Data items
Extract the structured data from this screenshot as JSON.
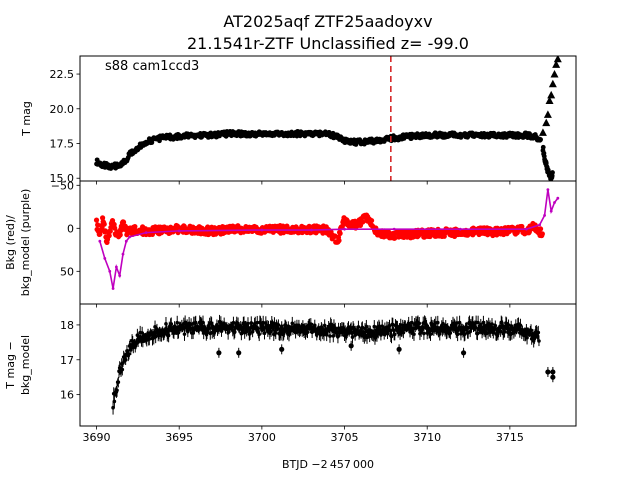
{
  "figure": {
    "title_line1": "AT2025aqf  ZTF25aadoyxv",
    "title_line2": "21.1541r-ZTF Unclassified z= -99.0",
    "xlabel": "BTJD −2 457 000"
  },
  "chart_data": [
    {
      "type": "scatter",
      "name": "tmag-panel",
      "ylabel": "T mag",
      "annotation": "s88 cam1ccd3",
      "xlim": [
        3689,
        3719
      ],
      "ylim": [
        23.8,
        14.8
      ],
      "y_inverted": true,
      "x_ticks": [
        3690,
        3695,
        3700,
        3705,
        3710,
        3715
      ],
      "y_ticks": [
        15.0,
        17.5,
        20.0,
        22.5
      ],
      "y_tick_labels": [
        "15.0",
        "17.5",
        "20.0",
        "22.5"
      ],
      "vline": {
        "x": 3707.8,
        "color": "#d62728",
        "style": "dashed"
      },
      "series_color": "#000000",
      "points": {
        "x": [
          3690.0,
          3690.3,
          3690.6,
          3690.9,
          3691.2,
          3691.5,
          3691.8,
          3692.0,
          3692.3,
          3692.6,
          3693.0,
          3693.5,
          3694.0,
          3695.0,
          3696.0,
          3697.0,
          3698.0,
          3699.0,
          3700.0,
          3701.0,
          3702.0,
          3703.0,
          3704.0,
          3704.5,
          3705.0,
          3705.5,
          3706.0,
          3707.0,
          3708.0,
          3709.0,
          3710.0,
          3711.0,
          3712.0,
          3713.0,
          3714.0,
          3715.0,
          3716.0,
          3716.5,
          3716.9
        ],
        "y": [
          16.2,
          16.0,
          15.9,
          15.8,
          15.9,
          16.0,
          16.3,
          16.7,
          17.0,
          17.3,
          17.6,
          17.8,
          17.9,
          18.0,
          18.1,
          18.1,
          18.2,
          18.2,
          18.2,
          18.2,
          18.2,
          18.2,
          18.2,
          18.0,
          17.7,
          17.6,
          17.6,
          17.7,
          17.9,
          18.0,
          18.1,
          18.1,
          18.1,
          18.1,
          18.1,
          18.1,
          18.1,
          18.0,
          17.8
        ]
      },
      "rise": {
        "x": [
          3717.0,
          3717.1,
          3717.2,
          3717.3,
          3717.4,
          3717.5,
          3717.6
        ],
        "y": [
          17.2,
          16.5,
          15.9,
          15.5,
          15.2,
          15.0,
          15.3
        ]
      },
      "upper_limits": {
        "marker": "triangle",
        "x": [
          3717.0,
          3717.2,
          3717.3,
          3717.4,
          3717.5,
          3717.6,
          3717.7,
          3717.8,
          3717.9
        ],
        "y": [
          18.3,
          19.0,
          19.6,
          20.6,
          21.0,
          21.8,
          22.5,
          23.2,
          23.6
        ]
      }
    },
    {
      "type": "scatter",
      "name": "bkg-panel",
      "ylabel_line1": "Bkg (red)/",
      "ylabel_line2": "bkg_model (purple)",
      "xlim": [
        3689,
        3719
      ],
      "ylim": [
        -55,
        88
      ],
      "x_ticks": [
        3690,
        3695,
        3700,
        3705,
        3710,
        3715
      ],
      "y_ticks": [
        50,
        0,
        -50
      ],
      "y_tick_labels": [
        "50",
        "0",
        "−50"
      ],
      "series": [
        {
          "name": "Bkg",
          "color": "#ff0000",
          "x": [
            3690.0,
            3690.2,
            3690.4,
            3690.6,
            3690.8,
            3691.0,
            3691.2,
            3691.4,
            3691.6,
            3691.8,
            3692.0,
            3692.5,
            3693.0,
            3694.0,
            3695.0,
            3696.0,
            3697.0,
            3698.0,
            3699.0,
            3700.0,
            3701.0,
            3702.0,
            3703.0,
            3704.0,
            3704.4,
            3704.6,
            3704.8,
            3705.0,
            3705.3,
            3705.6,
            3706.0,
            3706.3,
            3706.6,
            3707.0,
            3708.0,
            3709.0,
            3710.0,
            3711.0,
            3712.0,
            3713.0,
            3714.0,
            3715.0,
            3716.0,
            3716.5,
            3717.0
          ],
          "y": [
            -5,
            10,
            -12,
            15,
            2,
            -8,
            8,
            5,
            -5,
            4,
            3,
            2,
            3,
            2,
            1,
            2,
            3,
            2,
            1,
            2,
            1,
            2,
            1,
            2,
            12,
            14,
            2,
            -10,
            -2,
            -4,
            -8,
            -12,
            -6,
            6,
            8,
            7,
            6,
            5,
            5,
            4,
            4,
            3,
            2,
            -2,
            7
          ]
        },
        {
          "name": "bkg_model",
          "color": "#bf00bf",
          "x": [
            3690.2,
            3690.5,
            3690.8,
            3691.0,
            3691.2,
            3691.4,
            3691.6,
            3691.8,
            3692.0,
            3693.0,
            3695.0,
            3700.0,
            3703.0,
            3705.0,
            3708.0,
            3712.0,
            3716.0,
            3716.8,
            3717.1,
            3717.3,
            3717.5,
            3717.7,
            3717.9
          ],
          "y": [
            15,
            35,
            50,
            70,
            45,
            55,
            30,
            15,
            10,
            5,
            3,
            2,
            2,
            1,
            1,
            1,
            1,
            -4,
            -15,
            -45,
            -20,
            -30,
            -35
          ]
        }
      ]
    },
    {
      "type": "scatter",
      "name": "diff-panel",
      "ylabel_line1": "T mag −",
      "ylabel_line2": "bkg_model",
      "xlim": [
        3689,
        3719
      ],
      "ylim": [
        18.6,
        15.1
      ],
      "y_inverted": true,
      "x_ticks": [
        3690,
        3695,
        3700,
        3705,
        3710,
        3715
      ],
      "x_tick_labels": [
        "3690",
        "3695",
        "3700",
        "3705",
        "3710",
        "3715"
      ],
      "y_ticks": [
        16,
        17,
        18
      ],
      "y_tick_labels": [
        "16",
        "17",
        "18"
      ],
      "series_color": "#000000",
      "points": {
        "x": [
          3691.0,
          3691.2,
          3691.4,
          3691.6,
          3691.8,
          3692.0,
          3692.3,
          3692.6,
          3693.0,
          3693.5,
          3694.0,
          3695.0,
          3696.0,
          3697.0,
          3698.0,
          3699.0,
          3700.0,
          3701.0,
          3702.0,
          3703.0,
          3704.0,
          3705.0,
          3706.0,
          3707.0,
          3708.0,
          3709.0,
          3710.0,
          3711.0,
          3712.0,
          3713.0,
          3714.0,
          3715.0,
          3716.0,
          3716.8
        ],
        "y": [
          15.8,
          16.2,
          16.6,
          16.9,
          17.1,
          17.3,
          17.5,
          17.6,
          17.7,
          17.8,
          17.85,
          17.9,
          17.9,
          17.9,
          17.95,
          17.9,
          17.9,
          17.9,
          17.9,
          17.9,
          17.85,
          17.8,
          17.8,
          17.8,
          17.85,
          17.9,
          17.9,
          17.9,
          17.9,
          17.9,
          17.9,
          17.9,
          17.8,
          17.6
        ]
      },
      "outliers": {
        "x": [
          3697.4,
          3698.6,
          3701.2,
          3705.4,
          3708.3,
          3712.2,
          3717.3,
          3717.6,
          3717.6
        ],
        "y": [
          17.2,
          17.2,
          17.3,
          17.4,
          17.3,
          17.2,
          16.65,
          16.65,
          16.5
        ]
      }
    }
  ]
}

▶ [GIVEN TASK]: Review the material and copy each line in which the word "name" appears.

▶ [RESPONSE TO THE EXERCISE]:
      "name": "tmag-panel",
      "name": "bkg-panel",
          "name": "Bkg",
          "name": "bkg_model",
      "name": "diff-panel",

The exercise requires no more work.